»»

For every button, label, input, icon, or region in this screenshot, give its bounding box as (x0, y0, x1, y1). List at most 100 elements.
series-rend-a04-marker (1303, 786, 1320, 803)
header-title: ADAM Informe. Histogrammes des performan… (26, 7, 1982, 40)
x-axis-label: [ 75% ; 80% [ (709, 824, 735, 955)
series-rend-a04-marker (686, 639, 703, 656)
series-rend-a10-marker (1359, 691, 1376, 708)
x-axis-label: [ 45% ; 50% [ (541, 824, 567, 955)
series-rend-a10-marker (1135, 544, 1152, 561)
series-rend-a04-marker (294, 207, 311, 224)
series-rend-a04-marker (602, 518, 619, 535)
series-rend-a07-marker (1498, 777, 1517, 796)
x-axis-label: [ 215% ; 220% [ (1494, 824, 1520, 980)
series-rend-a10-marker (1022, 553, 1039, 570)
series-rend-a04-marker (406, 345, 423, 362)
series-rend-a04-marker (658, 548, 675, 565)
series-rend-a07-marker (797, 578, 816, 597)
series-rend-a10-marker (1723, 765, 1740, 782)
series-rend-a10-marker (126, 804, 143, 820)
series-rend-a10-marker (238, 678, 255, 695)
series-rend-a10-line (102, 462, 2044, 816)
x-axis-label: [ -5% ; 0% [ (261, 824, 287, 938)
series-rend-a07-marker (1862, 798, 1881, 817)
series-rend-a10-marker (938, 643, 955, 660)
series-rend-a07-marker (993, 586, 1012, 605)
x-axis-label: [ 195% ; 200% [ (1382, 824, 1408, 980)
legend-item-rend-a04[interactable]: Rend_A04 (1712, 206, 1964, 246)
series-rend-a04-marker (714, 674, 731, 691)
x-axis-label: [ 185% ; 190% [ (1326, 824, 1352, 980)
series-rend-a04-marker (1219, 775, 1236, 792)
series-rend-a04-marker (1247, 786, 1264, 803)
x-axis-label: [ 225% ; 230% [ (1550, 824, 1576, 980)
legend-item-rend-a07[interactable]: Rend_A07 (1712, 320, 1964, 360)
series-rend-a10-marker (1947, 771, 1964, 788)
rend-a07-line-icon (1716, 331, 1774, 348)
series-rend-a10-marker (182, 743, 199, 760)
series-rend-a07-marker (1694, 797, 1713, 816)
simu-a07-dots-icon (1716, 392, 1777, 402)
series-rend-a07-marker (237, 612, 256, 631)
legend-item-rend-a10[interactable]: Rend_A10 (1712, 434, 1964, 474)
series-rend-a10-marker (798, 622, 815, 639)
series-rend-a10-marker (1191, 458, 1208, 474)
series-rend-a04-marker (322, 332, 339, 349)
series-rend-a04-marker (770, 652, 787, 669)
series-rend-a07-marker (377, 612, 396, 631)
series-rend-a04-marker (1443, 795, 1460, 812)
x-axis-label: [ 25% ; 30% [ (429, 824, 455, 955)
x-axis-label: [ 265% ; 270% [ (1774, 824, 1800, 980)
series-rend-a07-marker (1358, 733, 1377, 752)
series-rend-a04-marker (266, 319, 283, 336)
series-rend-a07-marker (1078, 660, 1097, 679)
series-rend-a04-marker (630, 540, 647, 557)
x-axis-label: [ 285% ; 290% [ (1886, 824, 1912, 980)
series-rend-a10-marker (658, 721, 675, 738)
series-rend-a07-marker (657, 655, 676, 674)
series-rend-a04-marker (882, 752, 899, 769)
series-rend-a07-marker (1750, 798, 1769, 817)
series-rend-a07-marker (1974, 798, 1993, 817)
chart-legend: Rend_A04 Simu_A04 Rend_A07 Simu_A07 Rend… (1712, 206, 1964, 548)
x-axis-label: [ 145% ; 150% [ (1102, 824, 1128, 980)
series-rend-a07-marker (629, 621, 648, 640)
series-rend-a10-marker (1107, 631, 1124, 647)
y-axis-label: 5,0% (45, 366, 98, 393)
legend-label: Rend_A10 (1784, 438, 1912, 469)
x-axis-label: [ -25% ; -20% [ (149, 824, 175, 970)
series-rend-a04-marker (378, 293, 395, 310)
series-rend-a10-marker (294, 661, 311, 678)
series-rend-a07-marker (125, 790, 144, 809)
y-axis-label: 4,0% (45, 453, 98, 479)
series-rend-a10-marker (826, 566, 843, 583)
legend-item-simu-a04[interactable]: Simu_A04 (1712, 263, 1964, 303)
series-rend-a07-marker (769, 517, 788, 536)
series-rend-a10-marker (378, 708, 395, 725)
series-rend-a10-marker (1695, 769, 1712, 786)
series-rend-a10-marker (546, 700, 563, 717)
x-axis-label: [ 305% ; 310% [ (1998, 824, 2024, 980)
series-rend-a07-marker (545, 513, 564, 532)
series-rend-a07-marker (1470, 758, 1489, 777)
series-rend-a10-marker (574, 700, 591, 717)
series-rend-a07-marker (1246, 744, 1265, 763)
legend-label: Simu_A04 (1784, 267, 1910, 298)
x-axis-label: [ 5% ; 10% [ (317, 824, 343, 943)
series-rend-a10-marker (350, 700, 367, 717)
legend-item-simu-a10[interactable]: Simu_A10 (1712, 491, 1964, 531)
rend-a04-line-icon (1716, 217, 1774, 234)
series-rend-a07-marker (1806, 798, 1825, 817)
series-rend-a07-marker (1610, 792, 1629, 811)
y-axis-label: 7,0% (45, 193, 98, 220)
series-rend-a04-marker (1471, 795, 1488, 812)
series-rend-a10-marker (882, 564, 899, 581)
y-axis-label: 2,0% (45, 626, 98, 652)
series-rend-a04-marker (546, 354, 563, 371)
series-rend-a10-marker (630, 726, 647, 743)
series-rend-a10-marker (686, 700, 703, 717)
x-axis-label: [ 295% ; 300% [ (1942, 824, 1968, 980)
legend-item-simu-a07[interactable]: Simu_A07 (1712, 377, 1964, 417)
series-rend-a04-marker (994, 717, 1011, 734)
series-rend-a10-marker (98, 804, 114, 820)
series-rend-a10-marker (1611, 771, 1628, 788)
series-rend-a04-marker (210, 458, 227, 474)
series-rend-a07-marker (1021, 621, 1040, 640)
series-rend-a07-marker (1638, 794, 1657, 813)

««

> PROBLEM REQUIREMENTS: Write these lines out again with each "series-rend-a07-marker" in every record swapped for "rend-a07-point", leaving everything else as it is.

> COMPLETE ANSWER:
For every button, label, input, icon, or region in this screenshot, give its bounding box as (x0, y0, x1, y1). List at most 100 elements.
series-rend-a04-marker (1303, 786, 1320, 803)
header-title: ADAM Informe. Histogrammes des performan… (26, 7, 1982, 40)
x-axis-label: [ 75% ; 80% [ (709, 824, 735, 955)
series-rend-a04-marker (686, 639, 703, 656)
series-rend-a10-marker (1359, 691, 1376, 708)
x-axis-label: [ 45% ; 50% [ (541, 824, 567, 955)
series-rend-a10-marker (1135, 544, 1152, 561)
series-rend-a04-marker (294, 207, 311, 224)
series-rend-a04-marker (602, 518, 619, 535)
rend-a07-point (1498, 777, 1517, 796)
x-axis-label: [ 215% ; 220% [ (1494, 824, 1520, 980)
series-rend-a10-marker (1022, 553, 1039, 570)
series-rend-a04-marker (406, 345, 423, 362)
series-rend-a04-marker (658, 548, 675, 565)
rend-a07-point (797, 578, 816, 597)
series-rend-a10-marker (1723, 765, 1740, 782)
series-rend-a10-marker (126, 804, 143, 820)
series-rend-a10-marker (238, 678, 255, 695)
series-rend-a10-line (102, 462, 2044, 816)
x-axis-label: [ -5% ; 0% [ (261, 824, 287, 938)
rend-a07-point (1862, 798, 1881, 817)
series-rend-a10-marker (938, 643, 955, 660)
rend-a07-point (993, 586, 1012, 605)
x-axis-label: [ 195% ; 200% [ (1382, 824, 1408, 980)
legend-item-rend-a04[interactable]: Rend_A04 (1712, 206, 1964, 246)
series-rend-a04-marker (714, 674, 731, 691)
x-axis-label: [ 185% ; 190% [ (1326, 824, 1352, 980)
series-rend-a04-marker (1219, 775, 1236, 792)
series-rend-a04-marker (1247, 786, 1264, 803)
x-axis-label: [ 225% ; 230% [ (1550, 824, 1576, 980)
legend-item-rend-a07[interactable]: Rend_A07 (1712, 320, 1964, 360)
series-rend-a10-marker (1947, 771, 1964, 788)
rend-a07-line-icon (1716, 331, 1774, 348)
series-rend-a10-marker (182, 743, 199, 760)
rend-a07-point (1694, 797, 1713, 816)
simu-a07-dots-icon (1716, 392, 1777, 402)
rend-a07-point (237, 612, 256, 631)
legend-item-rend-a10[interactable]: Rend_A10 (1712, 434, 1964, 474)
series-rend-a10-marker (798, 622, 815, 639)
series-rend-a10-marker (1191, 458, 1208, 474)
series-rend-a04-marker (322, 332, 339, 349)
series-rend-a04-marker (770, 652, 787, 669)
rend-a07-point (377, 612, 396, 631)
series-rend-a04-marker (1443, 795, 1460, 812)
x-axis-label: [ 25% ; 30% [ (429, 824, 455, 955)
x-axis-label: [ 265% ; 270% [ (1774, 824, 1800, 980)
rend-a07-point (1358, 733, 1377, 752)
series-rend-a04-marker (266, 319, 283, 336)
rend-a07-point (1078, 660, 1097, 679)
series-rend-a04-marker (630, 540, 647, 557)
x-axis-label: [ 285% ; 290% [ (1886, 824, 1912, 980)
series-rend-a10-marker (658, 721, 675, 738)
rend-a07-point (657, 655, 676, 674)
series-rend-a04-marker (882, 752, 899, 769)
rend-a07-point (1750, 798, 1769, 817)
rend-a07-point (1974, 798, 1993, 817)
chart-legend: Rend_A04 Simu_A04 Rend_A07 Simu_A07 Rend… (1712, 206, 1964, 548)
x-axis-label: [ 145% ; 150% [ (1102, 824, 1128, 980)
rend-a07-point (629, 621, 648, 640)
series-rend-a10-marker (1107, 631, 1124, 647)
y-axis-label: 5,0% (45, 366, 98, 393)
legend-label: Rend_A10 (1784, 438, 1912, 469)
x-axis-label: [ -25% ; -20% [ (149, 824, 175, 970)
series-rend-a04-marker (378, 293, 395, 310)
series-rend-a10-marker (294, 661, 311, 678)
rend-a07-point (125, 790, 144, 809)
y-axis-label: 4,0% (45, 453, 98, 479)
series-rend-a10-marker (826, 566, 843, 583)
legend-item-simu-a04[interactable]: Simu_A04 (1712, 263, 1964, 303)
rend-a07-point (769, 517, 788, 536)
series-rend-a10-marker (378, 708, 395, 725)
series-rend-a10-marker (1695, 769, 1712, 786)
series-rend-a10-marker (546, 700, 563, 717)
x-axis-label: [ 305% ; 310% [ (1998, 824, 2024, 980)
rend-a07-point (545, 513, 564, 532)
rend-a07-point (1470, 758, 1489, 777)
series-rend-a10-marker (574, 700, 591, 717)
rend-a07-point (1246, 744, 1265, 763)
legend-label: Simu_A04 (1784, 267, 1910, 298)
x-axis-label: [ 5% ; 10% [ (317, 824, 343, 943)
series-rend-a10-marker (350, 700, 367, 717)
legend-item-simu-a10[interactable]: Simu_A10 (1712, 491, 1964, 531)
rend-a04-line-icon (1716, 217, 1774, 234)
rend-a07-point (1806, 798, 1825, 817)
rend-a07-point (1610, 792, 1629, 811)
y-axis-label: 7,0% (45, 193, 98, 220)
series-rend-a04-marker (1471, 795, 1488, 812)
series-rend-a10-marker (882, 564, 899, 581)
y-axis-label: 2,0% (45, 626, 98, 652)
series-rend-a04-marker (546, 354, 563, 371)
series-rend-a10-marker (630, 726, 647, 743)
series-rend-a10-marker (686, 700, 703, 717)
x-axis-label: [ 295% ; 300% [ (1942, 824, 1968, 980)
legend-item-simu-a07[interactable]: Simu_A07 (1712, 377, 1964, 417)
series-rend-a04-marker (994, 717, 1011, 734)
series-rend-a10-marker (98, 804, 114, 820)
series-rend-a10-marker (1611, 771, 1628, 788)
series-rend-a04-marker (210, 458, 227, 474)
rend-a07-point (1021, 621, 1040, 640)
rend-a07-point (1638, 794, 1657, 813)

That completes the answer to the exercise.